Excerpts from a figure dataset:
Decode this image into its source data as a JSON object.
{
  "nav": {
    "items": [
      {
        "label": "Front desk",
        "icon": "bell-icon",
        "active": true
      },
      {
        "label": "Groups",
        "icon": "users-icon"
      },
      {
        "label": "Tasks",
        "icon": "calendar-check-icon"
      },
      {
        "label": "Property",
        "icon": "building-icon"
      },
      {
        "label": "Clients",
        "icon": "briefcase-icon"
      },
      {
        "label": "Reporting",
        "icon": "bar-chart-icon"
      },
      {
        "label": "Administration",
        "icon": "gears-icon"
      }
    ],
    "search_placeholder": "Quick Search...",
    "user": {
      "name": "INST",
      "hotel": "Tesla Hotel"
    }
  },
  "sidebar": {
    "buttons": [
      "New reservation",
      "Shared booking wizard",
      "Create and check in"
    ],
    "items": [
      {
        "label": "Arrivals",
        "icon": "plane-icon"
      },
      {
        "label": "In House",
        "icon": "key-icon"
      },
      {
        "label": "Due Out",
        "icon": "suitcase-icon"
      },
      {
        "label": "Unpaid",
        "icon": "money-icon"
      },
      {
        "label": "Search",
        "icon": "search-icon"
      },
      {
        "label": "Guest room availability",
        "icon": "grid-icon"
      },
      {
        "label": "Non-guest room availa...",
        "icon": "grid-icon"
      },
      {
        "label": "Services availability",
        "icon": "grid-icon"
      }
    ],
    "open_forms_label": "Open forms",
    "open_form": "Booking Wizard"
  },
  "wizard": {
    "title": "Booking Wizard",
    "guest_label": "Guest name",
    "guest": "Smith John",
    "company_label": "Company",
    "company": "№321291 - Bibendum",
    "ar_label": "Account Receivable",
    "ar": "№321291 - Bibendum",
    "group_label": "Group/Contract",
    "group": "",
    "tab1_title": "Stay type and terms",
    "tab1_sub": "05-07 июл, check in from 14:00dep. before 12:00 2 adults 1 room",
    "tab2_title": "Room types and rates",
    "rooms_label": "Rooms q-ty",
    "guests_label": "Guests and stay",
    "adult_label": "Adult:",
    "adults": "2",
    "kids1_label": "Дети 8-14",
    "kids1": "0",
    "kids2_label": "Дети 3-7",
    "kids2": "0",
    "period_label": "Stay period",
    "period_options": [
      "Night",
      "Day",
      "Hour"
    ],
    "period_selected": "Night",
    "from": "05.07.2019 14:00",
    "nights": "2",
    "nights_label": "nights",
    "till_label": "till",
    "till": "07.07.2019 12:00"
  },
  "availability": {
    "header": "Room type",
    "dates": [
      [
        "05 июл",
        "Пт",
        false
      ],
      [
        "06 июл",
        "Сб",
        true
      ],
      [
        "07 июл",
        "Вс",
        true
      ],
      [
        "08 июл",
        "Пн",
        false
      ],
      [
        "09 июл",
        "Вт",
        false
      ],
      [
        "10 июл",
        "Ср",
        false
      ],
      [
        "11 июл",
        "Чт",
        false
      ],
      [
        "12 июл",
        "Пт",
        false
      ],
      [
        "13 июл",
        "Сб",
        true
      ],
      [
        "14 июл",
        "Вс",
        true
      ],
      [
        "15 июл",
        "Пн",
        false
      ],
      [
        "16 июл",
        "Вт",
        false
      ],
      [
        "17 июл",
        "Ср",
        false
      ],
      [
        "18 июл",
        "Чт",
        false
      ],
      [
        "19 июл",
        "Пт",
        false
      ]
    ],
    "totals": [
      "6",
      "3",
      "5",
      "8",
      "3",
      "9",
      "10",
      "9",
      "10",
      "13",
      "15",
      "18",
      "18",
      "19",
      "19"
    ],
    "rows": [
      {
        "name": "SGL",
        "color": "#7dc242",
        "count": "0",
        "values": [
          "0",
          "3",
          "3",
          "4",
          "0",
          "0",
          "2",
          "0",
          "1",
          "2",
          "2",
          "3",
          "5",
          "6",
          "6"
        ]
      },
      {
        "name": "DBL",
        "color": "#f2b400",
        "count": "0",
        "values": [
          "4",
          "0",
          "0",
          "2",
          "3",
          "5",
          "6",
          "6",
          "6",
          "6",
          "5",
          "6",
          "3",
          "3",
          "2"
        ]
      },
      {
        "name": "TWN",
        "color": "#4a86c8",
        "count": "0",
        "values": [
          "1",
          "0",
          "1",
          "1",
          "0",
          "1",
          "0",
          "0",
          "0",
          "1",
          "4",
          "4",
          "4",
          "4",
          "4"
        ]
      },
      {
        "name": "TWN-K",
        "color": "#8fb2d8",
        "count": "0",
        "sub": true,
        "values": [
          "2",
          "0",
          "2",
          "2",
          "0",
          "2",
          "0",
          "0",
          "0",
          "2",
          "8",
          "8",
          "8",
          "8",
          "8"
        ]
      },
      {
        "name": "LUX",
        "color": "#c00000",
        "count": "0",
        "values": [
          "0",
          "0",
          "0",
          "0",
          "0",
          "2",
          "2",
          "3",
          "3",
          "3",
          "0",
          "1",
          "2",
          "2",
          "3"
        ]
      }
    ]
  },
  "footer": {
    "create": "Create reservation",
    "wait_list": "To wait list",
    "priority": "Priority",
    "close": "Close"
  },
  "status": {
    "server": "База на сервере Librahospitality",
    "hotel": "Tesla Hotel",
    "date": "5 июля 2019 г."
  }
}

= Short exercise =
Quote every line of the data, word for word.

= Expected output =
Decode this image into its source data as a JSON object.
{
  "nav": {
    "items": [
      {
        "label": "Front desk",
        "icon": "bell-icon",
        "active": true
      },
      {
        "label": "Groups",
        "icon": "users-icon"
      },
      {
        "label": "Tasks",
        "icon": "calendar-check-icon"
      },
      {
        "label": "Property",
        "icon": "building-icon"
      },
      {
        "label": "Clients",
        "icon": "briefcase-icon"
      },
      {
        "label": "Reporting",
        "icon": "bar-chart-icon"
      },
      {
        "label": "Administration",
        "icon": "gears-icon"
      }
    ],
    "search_placeholder": "Quick Search...",
    "user": {
      "name": "INST",
      "hotel": "Tesla Hotel"
    }
  },
  "sidebar": {
    "buttons": [
      "New reservation",
      "Shared booking wizard",
      "Create and check in"
    ],
    "items": [
      {
        "label": "Arrivals",
        "icon": "plane-icon"
      },
      {
        "label": "In House",
        "icon": "key-icon"
      },
      {
        "label": "Due Out",
        "icon": "suitcase-icon"
      },
      {
        "label": "Unpaid",
        "icon": "money-icon"
      },
      {
        "label": "Search",
        "icon": "search-icon"
      },
      {
        "label": "Guest room availability",
        "icon": "grid-icon"
      },
      {
        "label": "Non-guest room availa...",
        "icon": "grid-icon"
      },
      {
        "label": "Services availability",
        "icon": "grid-icon"
      }
    ],
    "open_forms_label": "Open forms",
    "open_form": "Booking Wizard"
  },
  "wizard": {
    "title": "Booking Wizard",
    "guest_label": "Guest name",
    "guest": "Smith John",
    "company_label": "Company",
    "company": "№321291 - Bibendum",
    "ar_label": "Account Receivable",
    "ar": "№321291 - Bibendum",
    "group_label": "Group/Contract",
    "group": "",
    "tab1_title": "Stay type and terms",
    "tab1_sub": "05-07 июл, check in from 14:00dep. before 12:00 2 adults 1 room",
    "tab2_title": "Room types and rates",
    "rooms_label": "Rooms q-ty",
    "guests_label": "Guests and stay",
    "adult_label": "Adult:",
    "adults": "2",
    "kids1_label": "Дети 8-14",
    "kids1": "0",
    "kids2_label": "Дети 3-7",
    "kids2": "0",
    "period_label": "Stay period",
    "period_options": [
      "Night",
      "Day",
      "Hour"
    ],
    "period_selected": "Night",
    "from": "05.07.2019 14:00",
    "nights": "2",
    "nights_label": "nights",
    "till_label": "till",
    "till": "07.07.2019 12:00"
  },
  "availability": {
    "header": "Room type",
    "dates": [
      [
        "05 июл",
        "Пт",
        false
      ],
      [
        "06 июл",
        "Сб",
        true
      ],
      [
        "07 июл",
        "Вс",
        true
      ],
      [
        "08 июл",
        "Пн",
        false
      ],
      [
        "09 июл",
        "Вт",
        false
      ],
      [
        "10 июл",
        "Ср",
        false
      ],
      [
        "11 июл",
        "Чт",
        false
      ],
      [
        "12 июл",
        "Пт",
        false
      ],
      [
        "13 июл",
        "Сб",
        true
      ],
      [
        "14 июл",
        "Вс",
        true
      ],
      [
        "15 июл",
        "Пн",
        false
      ],
      [
        "16 июл",
        "Вт",
        false
      ],
      [
        "17 июл",
        "Ср",
        false
      ],
      [
        "18 июл",
        "Чт",
        false
      ],
      [
        "19 июл",
        "Пт",
        false
      ]
    ],
    "totals": [
      "6",
      "3",
      "5",
      "8",
      "3",
      "9",
      "10",
      "9",
      "10",
      "13",
      "15",
      "18",
      "18",
      "19",
      "19"
    ],
    "rows": [
      {
        "name": "SGL",
        "color": "#7dc242",
        "count": "0",
        "values": [
          "0",
          "3",
          "3",
          "4",
          "0",
          "0",
          "2",
          "0",
          "1",
          "2",
          "2",
          "3",
          "5",
          "6",
          "6"
        ]
      },
      {
        "name": "DBL",
        "color": "#f2b400",
        "count": "0",
        "values": [
          "4",
          "0",
          "0",
          "2",
          "3",
          "5",
          "6",
          "6",
          "6",
          "6",
          "5",
          "6",
          "3",
          "3",
          "2"
        ]
      },
      {
        "name": "TWN",
        "color": "#4a86c8",
        "count": "0",
        "values": [
          "1",
          "0",
          "1",
          "1",
          "0",
          "1",
          "0",
          "0",
          "0",
          "1",
          "4",
          "4",
          "4",
          "4",
          "4"
        ]
      },
      {
        "name": "TWN-K",
        "color": "#8fb2d8",
        "count": "0",
        "sub": true,
        "values": [
          "2",
          "0",
          "2",
          "2",
          "0",
          "2",
          "0",
          "0",
          "0",
          "2",
          "8",
          "8",
          "8",
          "8",
          "8"
        ]
      },
      {
        "name": "LUX",
        "color": "#c00000",
        "count": "0",
        "values": [
          "0",
          "0",
          "0",
          "0",
          "0",
          "2",
          "2",
          "3",
          "3",
          "3",
          "0",
          "1",
          "2",
          "2",
          "3"
        ]
      }
    ]
  },
  "footer": {
    "create": "Create reservation",
    "wait_list": "To wait list",
    "priority": "Priority",
    "close": "Close"
  },
  "status": {
    "server": "База на сервере Librahospitality",
    "hotel": "Tesla Hotel",
    "date": "5 июля 2019 г."
  }
}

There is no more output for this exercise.